- _TASK BRIEF_:
Return every line of the data below unchanged, character for character.

(Bounding box entries)
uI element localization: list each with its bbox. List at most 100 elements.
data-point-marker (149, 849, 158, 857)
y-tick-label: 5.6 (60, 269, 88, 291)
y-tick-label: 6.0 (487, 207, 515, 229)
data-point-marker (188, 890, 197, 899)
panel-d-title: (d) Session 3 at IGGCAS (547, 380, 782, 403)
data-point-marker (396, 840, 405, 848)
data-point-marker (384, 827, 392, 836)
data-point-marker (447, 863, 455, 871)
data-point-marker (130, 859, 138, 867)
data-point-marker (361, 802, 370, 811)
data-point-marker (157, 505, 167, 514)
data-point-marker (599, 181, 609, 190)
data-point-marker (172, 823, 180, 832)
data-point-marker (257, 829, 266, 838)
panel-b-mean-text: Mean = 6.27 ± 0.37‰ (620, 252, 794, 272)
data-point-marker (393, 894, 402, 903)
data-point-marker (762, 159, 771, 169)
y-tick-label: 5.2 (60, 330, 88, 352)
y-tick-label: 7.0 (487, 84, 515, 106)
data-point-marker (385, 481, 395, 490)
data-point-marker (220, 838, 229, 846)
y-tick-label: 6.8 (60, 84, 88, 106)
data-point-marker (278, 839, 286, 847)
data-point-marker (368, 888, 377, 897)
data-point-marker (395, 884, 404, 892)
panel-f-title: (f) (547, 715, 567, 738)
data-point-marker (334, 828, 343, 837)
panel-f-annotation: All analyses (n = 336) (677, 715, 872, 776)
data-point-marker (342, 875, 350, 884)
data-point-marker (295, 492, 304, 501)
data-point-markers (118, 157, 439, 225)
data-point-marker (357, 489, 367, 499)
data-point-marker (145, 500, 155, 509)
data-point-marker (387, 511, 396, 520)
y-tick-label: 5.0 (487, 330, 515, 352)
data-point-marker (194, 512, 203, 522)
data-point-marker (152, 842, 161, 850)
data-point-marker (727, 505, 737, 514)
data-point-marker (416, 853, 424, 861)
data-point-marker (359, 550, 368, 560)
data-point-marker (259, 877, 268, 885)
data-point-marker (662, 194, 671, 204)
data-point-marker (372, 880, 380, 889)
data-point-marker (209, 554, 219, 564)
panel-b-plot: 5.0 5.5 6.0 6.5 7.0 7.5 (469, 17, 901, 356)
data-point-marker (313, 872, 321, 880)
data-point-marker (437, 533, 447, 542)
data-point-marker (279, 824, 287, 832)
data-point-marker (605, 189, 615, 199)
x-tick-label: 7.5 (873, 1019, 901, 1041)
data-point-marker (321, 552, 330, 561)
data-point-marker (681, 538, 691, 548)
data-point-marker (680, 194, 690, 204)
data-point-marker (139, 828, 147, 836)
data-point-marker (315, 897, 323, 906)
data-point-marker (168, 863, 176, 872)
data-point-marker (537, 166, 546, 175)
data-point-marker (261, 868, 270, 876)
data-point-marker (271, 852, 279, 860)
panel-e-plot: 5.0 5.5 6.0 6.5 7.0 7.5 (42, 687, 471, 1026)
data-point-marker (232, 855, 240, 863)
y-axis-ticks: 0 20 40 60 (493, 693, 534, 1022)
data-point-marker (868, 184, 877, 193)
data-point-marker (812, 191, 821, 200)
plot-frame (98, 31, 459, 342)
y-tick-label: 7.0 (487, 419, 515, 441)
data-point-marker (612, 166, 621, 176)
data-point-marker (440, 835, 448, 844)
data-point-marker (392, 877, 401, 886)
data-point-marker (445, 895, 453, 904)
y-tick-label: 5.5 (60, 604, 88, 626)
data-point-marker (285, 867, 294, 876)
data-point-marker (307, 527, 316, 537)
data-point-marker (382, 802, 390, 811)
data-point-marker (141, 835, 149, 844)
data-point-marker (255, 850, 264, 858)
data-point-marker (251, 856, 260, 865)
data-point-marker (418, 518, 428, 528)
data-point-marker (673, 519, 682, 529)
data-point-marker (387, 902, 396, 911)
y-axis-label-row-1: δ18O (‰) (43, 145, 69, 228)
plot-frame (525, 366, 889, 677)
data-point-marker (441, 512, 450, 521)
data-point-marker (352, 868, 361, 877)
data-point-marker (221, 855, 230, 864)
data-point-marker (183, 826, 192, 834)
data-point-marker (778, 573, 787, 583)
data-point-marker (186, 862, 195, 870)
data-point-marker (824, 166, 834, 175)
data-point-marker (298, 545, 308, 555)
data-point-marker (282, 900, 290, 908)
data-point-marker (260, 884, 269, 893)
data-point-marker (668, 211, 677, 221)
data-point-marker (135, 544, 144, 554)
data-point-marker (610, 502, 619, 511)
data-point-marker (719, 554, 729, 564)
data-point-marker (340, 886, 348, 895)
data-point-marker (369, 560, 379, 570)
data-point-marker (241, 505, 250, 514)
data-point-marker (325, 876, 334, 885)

- _SOLVED EXERCISE_:
uI element localization: list each with its bbox. List at most 100 elements.
data-point-marker (149, 849, 158, 857)
y-tick-label: 5.6 (60, 269, 88, 291)
y-tick-label: 6.0 (487, 207, 515, 229)
data-point-marker (188, 890, 197, 899)
panel-d-title: (d) Session 3 at IGGCAS (547, 380, 782, 403)
data-point-marker (396, 840, 405, 848)
data-point-marker (384, 827, 392, 836)
data-point-marker (447, 863, 455, 871)
data-point-marker (130, 859, 138, 867)
data-point-marker (361, 802, 370, 811)
data-point-marker (157, 505, 167, 514)
data-point-marker (599, 181, 609, 190)
data-point-marker (172, 823, 180, 832)
data-point-marker (257, 829, 266, 838)
panel-b-mean-text: Mean = 6.27 ± 0.37‰ (620, 252, 794, 272)
data-point-marker (393, 894, 402, 903)
data-point-marker (762, 159, 771, 169)
y-tick-label: 5.2 (60, 330, 88, 352)
y-tick-label: 7.0 (487, 84, 515, 106)
data-point-marker (385, 481, 395, 490)
data-point-marker (220, 838, 229, 846)
y-tick-label: 6.8 (60, 84, 88, 106)
data-point-marker (278, 839, 286, 847)
data-point-marker (368, 888, 377, 897)
data-point-marker (395, 884, 404, 892)
panel-f-title: (f) (547, 715, 567, 738)
data-point-marker (334, 828, 343, 837)
panel-f-annotation: All analyses (n = 336) (677, 715, 872, 776)
data-point-marker (342, 875, 350, 884)
data-point-marker (295, 492, 304, 501)
data-point-markers (118, 157, 439, 225)
data-point-marker (357, 489, 367, 499)
data-point-marker (145, 500, 155, 509)
data-point-marker (387, 511, 396, 520)
y-tick-label: 5.0 (487, 330, 515, 352)
data-point-marker (194, 512, 203, 522)
data-point-marker (152, 842, 161, 850)
data-point-marker (727, 505, 737, 514)
data-point-marker (416, 853, 424, 861)
data-point-marker (359, 550, 368, 560)
data-point-marker (259, 877, 268, 885)
data-point-marker (662, 194, 671, 204)
data-point-marker (372, 880, 380, 889)
data-point-marker (209, 554, 219, 564)
panel-b-plot: 5.0 5.5 6.0 6.5 7.0 7.5 (469, 17, 901, 356)
data-point-marker (313, 872, 321, 880)
data-point-marker (437, 533, 447, 542)
data-point-marker (279, 824, 287, 832)
data-point-marker (605, 189, 615, 199)
x-tick-label: 7.5 (873, 1019, 901, 1041)
data-point-marker (321, 552, 330, 561)
data-point-marker (681, 538, 691, 548)
data-point-marker (680, 194, 690, 204)
data-point-marker (139, 828, 147, 836)
data-point-marker (315, 897, 323, 906)
data-point-marker (168, 863, 176, 872)
data-point-marker (537, 166, 546, 175)
data-point-marker (261, 868, 270, 876)
data-point-marker (271, 852, 279, 860)
panel-e-plot: 5.0 5.5 6.0 6.5 7.0 7.5 (42, 687, 471, 1026)
data-point-marker (232, 855, 240, 863)
y-axis-ticks: 0 20 40 60 (493, 693, 534, 1022)
data-point-marker (868, 184, 877, 193)
data-point-marker (812, 191, 821, 200)
plot-frame (98, 31, 459, 342)
y-tick-label: 7.0 (487, 419, 515, 441)
data-point-marker (612, 166, 621, 176)
data-point-marker (440, 835, 448, 844)
data-point-marker (392, 877, 401, 886)
data-point-marker (445, 895, 453, 904)
y-tick-label: 5.5 (60, 604, 88, 626)
data-point-marker (285, 867, 294, 876)
data-point-marker (307, 527, 316, 537)
data-point-marker (382, 802, 390, 811)
data-point-marker (141, 835, 149, 844)
data-point-marker (255, 850, 264, 858)
data-point-marker (251, 856, 260, 865)
data-point-marker (418, 518, 428, 528)
data-point-marker (673, 519, 682, 529)
data-point-marker (387, 902, 396, 911)
y-axis-label-row-1: δ18O (‰) (43, 145, 69, 228)
plot-frame (525, 366, 889, 677)
data-point-marker (441, 512, 450, 521)
data-point-marker (352, 868, 361, 877)
data-point-marker (221, 855, 230, 864)
data-point-marker (183, 826, 192, 834)
data-point-marker (778, 573, 787, 583)
data-point-marker (186, 862, 195, 870)
data-point-marker (824, 166, 834, 175)
data-point-marker (298, 545, 308, 555)
data-point-marker (282, 900, 290, 908)
data-point-marker (260, 884, 269, 893)
data-point-marker (668, 211, 677, 221)
data-point-marker (135, 544, 144, 554)
data-point-marker (610, 502, 619, 511)
data-point-marker (719, 554, 729, 564)
data-point-marker (340, 886, 348, 895)
data-point-marker (369, 560, 379, 570)
data-point-marker (241, 505, 250, 514)
data-point-marker (325, 876, 334, 885)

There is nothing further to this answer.